GOAL:
Below are some entries. Output each one exactly as it appears.

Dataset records

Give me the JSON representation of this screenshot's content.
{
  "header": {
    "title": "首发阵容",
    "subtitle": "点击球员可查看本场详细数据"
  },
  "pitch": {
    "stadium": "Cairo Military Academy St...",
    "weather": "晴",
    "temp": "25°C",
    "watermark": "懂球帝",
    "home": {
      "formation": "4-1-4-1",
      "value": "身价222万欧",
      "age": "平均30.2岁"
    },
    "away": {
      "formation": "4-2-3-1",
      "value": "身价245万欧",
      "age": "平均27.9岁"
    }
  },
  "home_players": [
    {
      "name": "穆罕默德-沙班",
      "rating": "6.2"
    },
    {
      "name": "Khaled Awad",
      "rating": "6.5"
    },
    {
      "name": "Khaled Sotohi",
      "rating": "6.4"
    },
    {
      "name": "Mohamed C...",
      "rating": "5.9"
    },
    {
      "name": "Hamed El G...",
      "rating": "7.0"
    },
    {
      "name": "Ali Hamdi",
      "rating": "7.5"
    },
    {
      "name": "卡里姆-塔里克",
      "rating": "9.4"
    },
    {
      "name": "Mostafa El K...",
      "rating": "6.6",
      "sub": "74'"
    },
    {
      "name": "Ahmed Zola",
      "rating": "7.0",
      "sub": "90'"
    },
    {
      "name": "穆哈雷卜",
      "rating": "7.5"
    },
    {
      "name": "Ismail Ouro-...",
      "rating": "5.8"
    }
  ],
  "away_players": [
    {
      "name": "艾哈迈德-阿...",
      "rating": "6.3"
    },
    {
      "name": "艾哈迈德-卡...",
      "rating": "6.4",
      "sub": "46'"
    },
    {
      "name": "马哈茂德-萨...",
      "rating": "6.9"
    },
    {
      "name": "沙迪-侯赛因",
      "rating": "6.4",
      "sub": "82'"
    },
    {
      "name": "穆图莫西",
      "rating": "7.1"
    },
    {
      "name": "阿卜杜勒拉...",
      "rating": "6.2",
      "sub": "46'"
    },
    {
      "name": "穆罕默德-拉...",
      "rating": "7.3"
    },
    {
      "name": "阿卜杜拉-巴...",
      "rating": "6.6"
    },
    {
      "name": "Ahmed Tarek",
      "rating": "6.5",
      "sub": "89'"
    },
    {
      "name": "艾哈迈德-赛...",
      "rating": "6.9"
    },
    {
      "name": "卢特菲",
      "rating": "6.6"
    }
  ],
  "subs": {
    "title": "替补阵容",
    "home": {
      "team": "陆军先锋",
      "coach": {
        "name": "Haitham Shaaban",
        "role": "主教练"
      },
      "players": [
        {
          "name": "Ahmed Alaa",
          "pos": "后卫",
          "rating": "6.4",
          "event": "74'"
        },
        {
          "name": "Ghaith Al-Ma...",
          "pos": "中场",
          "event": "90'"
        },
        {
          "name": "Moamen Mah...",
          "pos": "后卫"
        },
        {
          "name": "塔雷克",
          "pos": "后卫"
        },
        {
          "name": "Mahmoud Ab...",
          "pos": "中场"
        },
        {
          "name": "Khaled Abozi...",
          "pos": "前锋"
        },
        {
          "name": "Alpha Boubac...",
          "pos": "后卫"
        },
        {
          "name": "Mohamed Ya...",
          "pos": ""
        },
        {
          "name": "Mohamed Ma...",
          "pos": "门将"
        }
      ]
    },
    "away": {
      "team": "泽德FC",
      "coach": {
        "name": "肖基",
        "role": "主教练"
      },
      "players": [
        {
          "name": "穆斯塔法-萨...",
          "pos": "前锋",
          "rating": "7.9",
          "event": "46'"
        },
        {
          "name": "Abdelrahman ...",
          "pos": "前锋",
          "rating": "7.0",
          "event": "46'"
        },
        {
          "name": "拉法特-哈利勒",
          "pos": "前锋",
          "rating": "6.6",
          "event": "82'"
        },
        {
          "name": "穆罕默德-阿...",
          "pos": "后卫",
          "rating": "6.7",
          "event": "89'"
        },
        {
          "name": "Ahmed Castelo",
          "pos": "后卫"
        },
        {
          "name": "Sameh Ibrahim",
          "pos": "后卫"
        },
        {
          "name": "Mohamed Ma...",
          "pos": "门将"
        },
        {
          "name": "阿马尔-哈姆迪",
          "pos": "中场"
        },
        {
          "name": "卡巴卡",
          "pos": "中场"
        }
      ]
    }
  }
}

EXERCISE ANSWER:
Give me the JSON representation of this screenshot's content.
{
  "header": {
    "title": "首发阵容",
    "subtitle": "点击球员可查看本场详细数据"
  },
  "pitch": {
    "stadium": "Cairo Military Academy St...",
    "weather": "晴",
    "temp": "25°C",
    "watermark": "懂球帝",
    "home": {
      "formation": "4-1-4-1",
      "value": "身价222万欧",
      "age": "平均30.2岁"
    },
    "away": {
      "formation": "4-2-3-1",
      "value": "身价245万欧",
      "age": "平均27.9岁"
    }
  },
  "home_players": [
    {
      "name": "穆罕默德-沙班",
      "rating": "6.2"
    },
    {
      "name": "Khaled Awad",
      "rating": "6.5"
    },
    {
      "name": "Khaled Sotohi",
      "rating": "6.4"
    },
    {
      "name": "Mohamed C...",
      "rating": "5.9"
    },
    {
      "name": "Hamed El G...",
      "rating": "7.0"
    },
    {
      "name": "Ali Hamdi",
      "rating": "7.5"
    },
    {
      "name": "卡里姆-塔里克",
      "rating": "9.4"
    },
    {
      "name": "Mostafa El K...",
      "rating": "6.6",
      "sub": "74'"
    },
    {
      "name": "Ahmed Zola",
      "rating": "7.0",
      "sub": "90'"
    },
    {
      "name": "穆哈雷卜",
      "rating": "7.5"
    },
    {
      "name": "Ismail Ouro-...",
      "rating": "5.8"
    }
  ],
  "away_players": [
    {
      "name": "艾哈迈德-阿...",
      "rating": "6.3"
    },
    {
      "name": "艾哈迈德-卡...",
      "rating": "6.4",
      "sub": "46'"
    },
    {
      "name": "马哈茂德-萨...",
      "rating": "6.9"
    },
    {
      "name": "沙迪-侯赛因",
      "rating": "6.4",
      "sub": "82'"
    },
    {
      "name": "穆图莫西",
      "rating": "7.1"
    },
    {
      "name": "阿卜杜勒拉...",
      "rating": "6.2",
      "sub": "46'"
    },
    {
      "name": "穆罕默德-拉...",
      "rating": "7.3"
    },
    {
      "name": "阿卜杜拉-巴...",
      "rating": "6.6"
    },
    {
      "name": "Ahmed Tarek",
      "rating": "6.5",
      "sub": "89'"
    },
    {
      "name": "艾哈迈德-赛...",
      "rating": "6.9"
    },
    {
      "name": "卢特菲",
      "rating": "6.6"
    }
  ],
  "subs": {
    "title": "替补阵容",
    "home": {
      "team": "陆军先锋",
      "coach": {
        "name": "Haitham Shaaban",
        "role": "主教练"
      },
      "players": [
        {
          "name": "Ahmed Alaa",
          "pos": "后卫",
          "rating": "6.4",
          "event": "74'"
        },
        {
          "name": "Ghaith Al-Ma...",
          "pos": "中场",
          "event": "90'"
        },
        {
          "name": "Moamen Mah...",
          "pos": "后卫"
        },
        {
          "name": "塔雷克",
          "pos": "后卫"
        },
        {
          "name": "Mahmoud Ab...",
          "pos": "中场"
        },
        {
          "name": "Khaled Abozi...",
          "pos": "前锋"
        },
        {
          "name": "Alpha Boubac...",
          "pos": "后卫"
        },
        {
          "name": "Mohamed Ya...",
          "pos": ""
        },
        {
          "name": "Mohamed Ma...",
          "pos": "门将"
        }
      ]
    },
    "away": {
      "team": "泽德FC",
      "coach": {
        "name": "肖基",
        "role": "主教练"
      },
      "players": [
        {
          "name": "穆斯塔法-萨...",
          "pos": "前锋",
          "rating": "7.9",
          "event": "46'"
        },
        {
          "name": "Abdelrahman ...",
          "pos": "前锋",
          "rating": "7.0",
          "event": "46'"
        },
        {
          "name": "拉法特-哈利勒",
          "pos": "前锋",
          "rating": "6.6",
          "event": "82'"
        },
        {
          "name": "穆罕默德-阿...",
          "pos": "后卫",
          "rating": "6.7",
          "event": "89'"
        },
        {
          "name": "Ahmed Castelo",
          "pos": "后卫"
        },
        {
          "name": "Sameh Ibrahim",
          "pos": "后卫"
        },
        {
          "name": "Mohamed Ma...",
          "pos": "门将"
        },
        {
          "name": "阿马尔-哈姆迪",
          "pos": "中场"
        },
        {
          "name": "卡巴卡",
          "pos": "中场"
        }
      ]
    }
  }
}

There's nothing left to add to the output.